◆ PROMPT ◆
Copy out all the entries exactly.

Collection entries:
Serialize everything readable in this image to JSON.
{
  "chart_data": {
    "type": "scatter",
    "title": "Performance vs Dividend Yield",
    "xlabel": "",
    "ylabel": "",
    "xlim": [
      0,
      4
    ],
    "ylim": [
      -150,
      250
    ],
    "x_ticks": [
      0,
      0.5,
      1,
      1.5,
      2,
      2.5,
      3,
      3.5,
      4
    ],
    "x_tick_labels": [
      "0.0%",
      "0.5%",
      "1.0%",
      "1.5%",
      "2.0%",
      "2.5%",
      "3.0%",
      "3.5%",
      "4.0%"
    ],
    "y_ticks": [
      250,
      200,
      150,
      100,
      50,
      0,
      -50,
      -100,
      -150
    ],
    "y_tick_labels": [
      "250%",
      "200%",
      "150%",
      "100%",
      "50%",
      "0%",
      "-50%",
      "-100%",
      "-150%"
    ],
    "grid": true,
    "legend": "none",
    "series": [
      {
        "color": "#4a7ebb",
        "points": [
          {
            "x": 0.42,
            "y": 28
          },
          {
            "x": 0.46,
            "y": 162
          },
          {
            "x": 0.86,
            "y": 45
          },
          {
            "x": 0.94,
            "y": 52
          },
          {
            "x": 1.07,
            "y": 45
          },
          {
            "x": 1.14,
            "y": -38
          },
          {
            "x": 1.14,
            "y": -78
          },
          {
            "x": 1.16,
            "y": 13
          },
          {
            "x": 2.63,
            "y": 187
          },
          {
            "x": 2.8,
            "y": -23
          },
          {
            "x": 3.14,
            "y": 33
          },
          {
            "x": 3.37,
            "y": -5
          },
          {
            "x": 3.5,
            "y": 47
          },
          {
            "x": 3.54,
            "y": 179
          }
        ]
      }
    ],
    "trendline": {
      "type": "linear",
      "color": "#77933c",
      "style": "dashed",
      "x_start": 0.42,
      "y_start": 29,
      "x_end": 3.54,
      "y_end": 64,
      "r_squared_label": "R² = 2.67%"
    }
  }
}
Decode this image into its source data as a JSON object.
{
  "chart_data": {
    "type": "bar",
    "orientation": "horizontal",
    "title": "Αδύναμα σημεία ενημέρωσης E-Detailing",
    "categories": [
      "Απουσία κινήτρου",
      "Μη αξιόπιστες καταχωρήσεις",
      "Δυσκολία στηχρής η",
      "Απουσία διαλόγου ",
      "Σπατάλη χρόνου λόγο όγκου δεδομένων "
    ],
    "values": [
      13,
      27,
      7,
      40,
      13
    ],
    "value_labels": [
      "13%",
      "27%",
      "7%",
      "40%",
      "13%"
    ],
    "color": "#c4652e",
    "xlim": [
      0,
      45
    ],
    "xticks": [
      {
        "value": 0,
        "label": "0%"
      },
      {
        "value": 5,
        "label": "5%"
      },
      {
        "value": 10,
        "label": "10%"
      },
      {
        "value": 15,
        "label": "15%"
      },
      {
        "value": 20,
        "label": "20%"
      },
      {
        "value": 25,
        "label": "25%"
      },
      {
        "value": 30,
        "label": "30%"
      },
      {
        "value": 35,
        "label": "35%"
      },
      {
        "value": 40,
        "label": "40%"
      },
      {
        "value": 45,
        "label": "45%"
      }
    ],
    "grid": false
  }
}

◆ TASK SOLUTION ◆
Serialize everything readable in this image to JSON.
{
  "chart_data": {
    "type": "scatter",
    "title": "Performance vs Dividend Yield",
    "xlabel": "",
    "ylabel": "",
    "xlim": [
      0,
      4
    ],
    "ylim": [
      -150,
      250
    ],
    "x_ticks": [
      0,
      0.5,
      1,
      1.5,
      2,
      2.5,
      3,
      3.5,
      4
    ],
    "x_tick_labels": [
      "0.0%",
      "0.5%",
      "1.0%",
      "1.5%",
      "2.0%",
      "2.5%",
      "3.0%",
      "3.5%",
      "4.0%"
    ],
    "y_ticks": [
      250,
      200,
      150,
      100,
      50,
      0,
      -50,
      -100,
      -150
    ],
    "y_tick_labels": [
      "250%",
      "200%",
      "150%",
      "100%",
      "50%",
      "0%",
      "-50%",
      "-100%",
      "-150%"
    ],
    "grid": true,
    "legend": "none",
    "series": [
      {
        "color": "#4a7ebb",
        "points": [
          {
            "x": 0.42,
            "y": 28
          },
          {
            "x": 0.46,
            "y": 162
          },
          {
            "x": 0.86,
            "y": 45
          },
          {
            "x": 0.94,
            "y": 52
          },
          {
            "x": 1.07,
            "y": 45
          },
          {
            "x": 1.14,
            "y": -38
          },
          {
            "x": 1.14,
            "y": -78
          },
          {
            "x": 1.16,
            "y": 13
          },
          {
            "x": 2.63,
            "y": 187
          },
          {
            "x": 2.8,
            "y": -23
          },
          {
            "x": 3.14,
            "y": 33
          },
          {
            "x": 3.37,
            "y": -5
          },
          {
            "x": 3.5,
            "y": 47
          },
          {
            "x": 3.54,
            "y": 179
          }
        ]
      }
    ],
    "trendline": {
      "type": "linear",
      "color": "#77933c",
      "style": "dashed",
      "x_start": 0.42,
      "y_start": 29,
      "x_end": 3.54,
      "y_end": 64,
      "r_squared_label": "R² = 2.67%"
    }
  }
}
Decode this image into its source data as a JSON object.
{
  "chart_data": {
    "type": "bar",
    "orientation": "horizontal",
    "title": "Αδύναμα σημεία ενημέρωσης E-Detailing",
    "categories": [
      "Απουσία κινήτρου",
      "Μη αξιόπιστες καταχωρήσεις",
      "Δυσκολία στηχρής η",
      "Απουσία διαλόγου ",
      "Σπατάλη χρόνου λόγο όγκου δεδομένων "
    ],
    "values": [
      13,
      27,
      7,
      40,
      13
    ],
    "value_labels": [
      "13%",
      "27%",
      "7%",
      "40%",
      "13%"
    ],
    "color": "#c4652e",
    "xlim": [
      0,
      45
    ],
    "xticks": [
      {
        "value": 0,
        "label": "0%"
      },
      {
        "value": 5,
        "label": "5%"
      },
      {
        "value": 10,
        "label": "10%"
      },
      {
        "value": 15,
        "label": "15%"
      },
      {
        "value": 20,
        "label": "20%"
      },
      {
        "value": 25,
        "label": "25%"
      },
      {
        "value": 30,
        "label": "30%"
      },
      {
        "value": 35,
        "label": "35%"
      },
      {
        "value": 40,
        "label": "40%"
      },
      {
        "value": 45,
        "label": "45%"
      }
    ],
    "grid": false
  }
}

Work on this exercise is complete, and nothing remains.